Aim of the task
From the data that follows, copy every line holding the string "symbol".

--- START Given information ---

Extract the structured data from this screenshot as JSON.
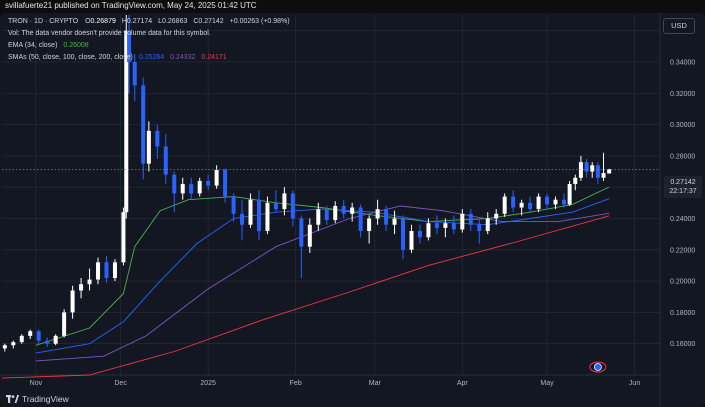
{
  "header": {
    "text": "svillafuerte21 published on TradingView.com, May 24, 2025 01:42 UTC"
  },
  "legend": {
    "symbol": "TRON · 1D · CRYPTO",
    "open_label": "O",
    "open": "0.26879",
    "high_label": "H",
    "high": "0.27174",
    "low_label": "L",
    "low": "0.26863",
    "close_label": "C",
    "close": "0.27142",
    "change": "+0.00263 (+0.98%)",
    "vol_note": "Vol: The data vendor doesn't provide volume data for this symbol.",
    "ema_label": "EMA (34, close)",
    "ema_value": "0.26008",
    "sma_label": "SMAs (50, close, 100, close, 200, close)",
    "sma50_value": "0.25264",
    "sma100_value": "0.24332",
    "sma200_value": "0.24171"
  },
  "currency_button": "USD",
  "price_tag": {
    "price": "0.27142",
    "countdown": "22:17:37"
  },
  "footer_brand": "TradingView",
  "colors": {
    "up": "#ffffff",
    "down": "#2962ff",
    "ema": "#4caf50",
    "sma50": "#2962ff",
    "sma100": "#7e57c2",
    "sma200": "#f23645",
    "background": "#131722",
    "grid": "#2a2e39"
  },
  "chart_data": {
    "type": "candlestick",
    "y_axis": {
      "position": "right",
      "ylim": [
        0.14,
        0.37
      ],
      "ticks": [
        "0.16000",
        "0.18000",
        "0.20000",
        "0.22000",
        "0.24000",
        "0.26000",
        "0.28000",
        "0.30000",
        "0.32000",
        "0.34000",
        "0.36000"
      ]
    },
    "x_axis": {
      "labels": [
        "Nov",
        "Dec",
        "2025",
        "Feb",
        "Mar",
        "Apr",
        "May",
        "Jun"
      ],
      "label_dates": [
        "2024-11-01",
        "2024-12-01",
        "2025-01-01",
        "2025-02-01",
        "2025-03-01",
        "2025-04-01",
        "2025-05-01",
        "2025-06-01"
      ],
      "range": [
        "2024-10-20",
        "2025-06-10"
      ]
    },
    "grid": true,
    "last_price": 0.27142,
    "candles": [
      {
        "date": "2024-10-21",
        "o": 0.157,
        "h": 0.16,
        "l": 0.155,
        "c": 0.159
      },
      {
        "date": "2024-10-24",
        "o": 0.159,
        "h": 0.162,
        "l": 0.157,
        "c": 0.161
      },
      {
        "date": "2024-10-27",
        "o": 0.161,
        "h": 0.166,
        "l": 0.16,
        "c": 0.165
      },
      {
        "date": "2024-10-30",
        "o": 0.165,
        "h": 0.169,
        "l": 0.163,
        "c": 0.168
      },
      {
        "date": "2024-11-02",
        "o": 0.168,
        "h": 0.169,
        "l": 0.16,
        "c": 0.162
      },
      {
        "date": "2024-11-05",
        "o": 0.162,
        "h": 0.164,
        "l": 0.158,
        "c": 0.16
      },
      {
        "date": "2024-11-08",
        "o": 0.16,
        "h": 0.166,
        "l": 0.159,
        "c": 0.165
      },
      {
        "date": "2024-11-11",
        "o": 0.165,
        "h": 0.182,
        "l": 0.164,
        "c": 0.18
      },
      {
        "date": "2024-11-14",
        "o": 0.18,
        "h": 0.197,
        "l": 0.176,
        "c": 0.194
      },
      {
        "date": "2024-11-17",
        "o": 0.194,
        "h": 0.202,
        "l": 0.189,
        "c": 0.198
      },
      {
        "date": "2024-11-20",
        "o": 0.198,
        "h": 0.208,
        "l": 0.194,
        "c": 0.201
      },
      {
        "date": "2024-11-23",
        "o": 0.201,
        "h": 0.215,
        "l": 0.198,
        "c": 0.212
      },
      {
        "date": "2024-11-26",
        "o": 0.212,
        "h": 0.216,
        "l": 0.199,
        "c": 0.202
      },
      {
        "date": "2024-11-29",
        "o": 0.202,
        "h": 0.214,
        "l": 0.2,
        "c": 0.212
      },
      {
        "date": "2024-12-02",
        "o": 0.212,
        "h": 0.247,
        "l": 0.21,
        "c": 0.244
      },
      {
        "date": "2024-12-03",
        "o": 0.244,
        "h": 0.449,
        "l": 0.24,
        "c": 0.36
      },
      {
        "date": "2024-12-04",
        "o": 0.36,
        "h": 0.37,
        "l": 0.32,
        "c": 0.34
      },
      {
        "date": "2024-12-06",
        "o": 0.34,
        "h": 0.345,
        "l": 0.315,
        "c": 0.325
      },
      {
        "date": "2024-12-09",
        "o": 0.325,
        "h": 0.33,
        "l": 0.265,
        "c": 0.275
      },
      {
        "date": "2024-12-11",
        "o": 0.275,
        "h": 0.302,
        "l": 0.27,
        "c": 0.296
      },
      {
        "date": "2024-12-14",
        "o": 0.296,
        "h": 0.3,
        "l": 0.278,
        "c": 0.286
      },
      {
        "date": "2024-12-17",
        "o": 0.286,
        "h": 0.294,
        "l": 0.262,
        "c": 0.268
      },
      {
        "date": "2024-12-20",
        "o": 0.268,
        "h": 0.27,
        "l": 0.244,
        "c": 0.256
      },
      {
        "date": "2024-12-23",
        "o": 0.256,
        "h": 0.266,
        "l": 0.252,
        "c": 0.262
      },
      {
        "date": "2024-12-26",
        "o": 0.262,
        "h": 0.266,
        "l": 0.252,
        "c": 0.256
      },
      {
        "date": "2024-12-29",
        "o": 0.256,
        "h": 0.266,
        "l": 0.254,
        "c": 0.264
      },
      {
        "date": "2025-01-01",
        "o": 0.264,
        "h": 0.268,
        "l": 0.258,
        "c": 0.261
      },
      {
        "date": "2025-01-04",
        "o": 0.261,
        "h": 0.274,
        "l": 0.259,
        "c": 0.271
      },
      {
        "date": "2025-01-07",
        "o": 0.271,
        "h": 0.272,
        "l": 0.25,
        "c": 0.254
      },
      {
        "date": "2025-01-10",
        "o": 0.254,
        "h": 0.256,
        "l": 0.238,
        "c": 0.243
      },
      {
        "date": "2025-01-13",
        "o": 0.243,
        "h": 0.252,
        "l": 0.226,
        "c": 0.236
      },
      {
        "date": "2025-01-16",
        "o": 0.236,
        "h": 0.256,
        "l": 0.234,
        "c": 0.252
      },
      {
        "date": "2025-01-19",
        "o": 0.252,
        "h": 0.258,
        "l": 0.226,
        "c": 0.232
      },
      {
        "date": "2025-01-22",
        "o": 0.232,
        "h": 0.254,
        "l": 0.23,
        "c": 0.25
      },
      {
        "date": "2025-01-25",
        "o": 0.25,
        "h": 0.258,
        "l": 0.244,
        "c": 0.246
      },
      {
        "date": "2025-01-28",
        "o": 0.246,
        "h": 0.26,
        "l": 0.242,
        "c": 0.256
      },
      {
        "date": "2025-01-31",
        "o": 0.256,
        "h": 0.258,
        "l": 0.235,
        "c": 0.24
      },
      {
        "date": "2025-02-03",
        "o": 0.24,
        "h": 0.242,
        "l": 0.202,
        "c": 0.222
      },
      {
        "date": "2025-02-06",
        "o": 0.222,
        "h": 0.24,
        "l": 0.218,
        "c": 0.236
      },
      {
        "date": "2025-02-09",
        "o": 0.236,
        "h": 0.25,
        "l": 0.232,
        "c": 0.246
      },
      {
        "date": "2025-02-12",
        "o": 0.246,
        "h": 0.248,
        "l": 0.236,
        "c": 0.239
      },
      {
        "date": "2025-02-15",
        "o": 0.239,
        "h": 0.251,
        "l": 0.237,
        "c": 0.248
      },
      {
        "date": "2025-02-18",
        "o": 0.248,
        "h": 0.252,
        "l": 0.24,
        "c": 0.243
      },
      {
        "date": "2025-02-21",
        "o": 0.243,
        "h": 0.25,
        "l": 0.238,
        "c": 0.247
      },
      {
        "date": "2025-02-24",
        "o": 0.247,
        "h": 0.249,
        "l": 0.228,
        "c": 0.232
      },
      {
        "date": "2025-02-27",
        "o": 0.232,
        "h": 0.242,
        "l": 0.224,
        "c": 0.24
      },
      {
        "date": "2025-03-02",
        "o": 0.24,
        "h": 0.252,
        "l": 0.236,
        "c": 0.246
      },
      {
        "date": "2025-03-05",
        "o": 0.246,
        "h": 0.248,
        "l": 0.232,
        "c": 0.236
      },
      {
        "date": "2025-03-08",
        "o": 0.236,
        "h": 0.245,
        "l": 0.23,
        "c": 0.24
      },
      {
        "date": "2025-03-11",
        "o": 0.24,
        "h": 0.242,
        "l": 0.214,
        "c": 0.22
      },
      {
        "date": "2025-03-14",
        "o": 0.22,
        "h": 0.236,
        "l": 0.218,
        "c": 0.232
      },
      {
        "date": "2025-03-17",
        "o": 0.232,
        "h": 0.236,
        "l": 0.224,
        "c": 0.228
      },
      {
        "date": "2025-03-20",
        "o": 0.228,
        "h": 0.24,
        "l": 0.226,
        "c": 0.237
      },
      {
        "date": "2025-03-23",
        "o": 0.237,
        "h": 0.242,
        "l": 0.23,
        "c": 0.234
      },
      {
        "date": "2025-03-26",
        "o": 0.234,
        "h": 0.24,
        "l": 0.228,
        "c": 0.237
      },
      {
        "date": "2025-03-29",
        "o": 0.237,
        "h": 0.242,
        "l": 0.23,
        "c": 0.233
      },
      {
        "date": "2025-04-01",
        "o": 0.233,
        "h": 0.246,
        "l": 0.231,
        "c": 0.243
      },
      {
        "date": "2025-04-04",
        "o": 0.243,
        "h": 0.246,
        "l": 0.232,
        "c": 0.236
      },
      {
        "date": "2025-04-07",
        "o": 0.236,
        "h": 0.24,
        "l": 0.224,
        "c": 0.232
      },
      {
        "date": "2025-04-10",
        "o": 0.232,
        "h": 0.244,
        "l": 0.23,
        "c": 0.24
      },
      {
        "date": "2025-04-13",
        "o": 0.24,
        "h": 0.246,
        "l": 0.236,
        "c": 0.243
      },
      {
        "date": "2025-04-16",
        "o": 0.243,
        "h": 0.256,
        "l": 0.241,
        "c": 0.254
      },
      {
        "date": "2025-04-19",
        "o": 0.254,
        "h": 0.258,
        "l": 0.244,
        "c": 0.247
      },
      {
        "date": "2025-04-22",
        "o": 0.247,
        "h": 0.252,
        "l": 0.242,
        "c": 0.25
      },
      {
        "date": "2025-04-25",
        "o": 0.25,
        "h": 0.254,
        "l": 0.244,
        "c": 0.246
      },
      {
        "date": "2025-04-28",
        "o": 0.246,
        "h": 0.256,
        "l": 0.244,
        "c": 0.254
      },
      {
        "date": "2025-05-01",
        "o": 0.254,
        "h": 0.256,
        "l": 0.246,
        "c": 0.249
      },
      {
        "date": "2025-05-04",
        "o": 0.249,
        "h": 0.254,
        "l": 0.246,
        "c": 0.252
      },
      {
        "date": "2025-05-07",
        "o": 0.252,
        "h": 0.256,
        "l": 0.247,
        "c": 0.249
      },
      {
        "date": "2025-05-09",
        "o": 0.249,
        "h": 0.264,
        "l": 0.248,
        "c": 0.262
      },
      {
        "date": "2025-05-11",
        "o": 0.262,
        "h": 0.268,
        "l": 0.258,
        "c": 0.266
      },
      {
        "date": "2025-05-13",
        "o": 0.266,
        "h": 0.28,
        "l": 0.264,
        "c": 0.276
      },
      {
        "date": "2025-05-15",
        "o": 0.276,
        "h": 0.278,
        "l": 0.266,
        "c": 0.27
      },
      {
        "date": "2025-05-17",
        "o": 0.27,
        "h": 0.276,
        "l": 0.266,
        "c": 0.274
      },
      {
        "date": "2025-05-19",
        "o": 0.274,
        "h": 0.276,
        "l": 0.262,
        "c": 0.266
      },
      {
        "date": "2025-05-21",
        "o": 0.266,
        "h": 0.282,
        "l": 0.264,
        "c": 0.269
      },
      {
        "date": "2025-05-23",
        "o": 0.26879,
        "h": 0.27174,
        "l": 0.26863,
        "c": 0.27142
      }
    ],
    "series": [
      {
        "name": "EMA (34, close)",
        "color": "#4caf50",
        "points": [
          [
            "2024-11-01",
            0.159
          ],
          [
            "2024-11-20",
            0.17
          ],
          [
            "2024-12-02",
            0.192
          ],
          [
            "2024-12-06",
            0.222
          ],
          [
            "2024-12-15",
            0.245
          ],
          [
            "2024-12-25",
            0.252
          ],
          [
            "2025-01-10",
            0.254
          ],
          [
            "2025-01-25",
            0.25
          ],
          [
            "2025-02-10",
            0.247
          ],
          [
            "2025-03-01",
            0.242
          ],
          [
            "2025-03-20",
            0.238
          ],
          [
            "2025-04-10",
            0.24
          ],
          [
            "2025-04-25",
            0.244
          ],
          [
            "2025-05-10",
            0.249
          ],
          [
            "2025-05-23",
            0.26008
          ]
        ]
      },
      {
        "name": "SMA 50",
        "color": "#2962ff",
        "points": [
          [
            "2024-11-01",
            0.154
          ],
          [
            "2024-11-20",
            0.16
          ],
          [
            "2024-12-02",
            0.174
          ],
          [
            "2024-12-15",
            0.2
          ],
          [
            "2024-12-28",
            0.224
          ],
          [
            "2025-01-10",
            0.24
          ],
          [
            "2025-01-25",
            0.244
          ],
          [
            "2025-02-10",
            0.246
          ],
          [
            "2025-03-01",
            0.244
          ],
          [
            "2025-03-20",
            0.238
          ],
          [
            "2025-04-10",
            0.236
          ],
          [
            "2025-04-25",
            0.24
          ],
          [
            "2025-05-10",
            0.244
          ],
          [
            "2025-05-23",
            0.25264
          ]
        ]
      },
      {
        "name": "SMA 100",
        "color": "#7e57c2",
        "points": [
          [
            "2024-11-01",
            0.149
          ],
          [
            "2024-11-25",
            0.152
          ],
          [
            "2024-12-10",
            0.165
          ],
          [
            "2025-01-01",
            0.195
          ],
          [
            "2025-01-25",
            0.222
          ],
          [
            "2025-02-20",
            0.24
          ],
          [
            "2025-03-10",
            0.248
          ],
          [
            "2025-03-25",
            0.245
          ],
          [
            "2025-04-15",
            0.238
          ],
          [
            "2025-05-05",
            0.238
          ],
          [
            "2025-05-23",
            0.24332
          ]
        ]
      },
      {
        "name": "SMA 200",
        "color": "#f23645",
        "points": [
          [
            "2024-10-20",
            0.138
          ],
          [
            "2024-11-20",
            0.14
          ],
          [
            "2024-12-20",
            0.155
          ],
          [
            "2025-01-20",
            0.175
          ],
          [
            "2025-02-20",
            0.193
          ],
          [
            "2025-03-20",
            0.21
          ],
          [
            "2025-04-20",
            0.225
          ],
          [
            "2025-05-23",
            0.24171
          ]
        ]
      }
    ]
  }
}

--- END Given information ---

Task answer
    "symbol": "TRON · 1D · CRYPTO",
    "vol_note": "Vol: The data vendor doesn't provide volume data for this symbol.",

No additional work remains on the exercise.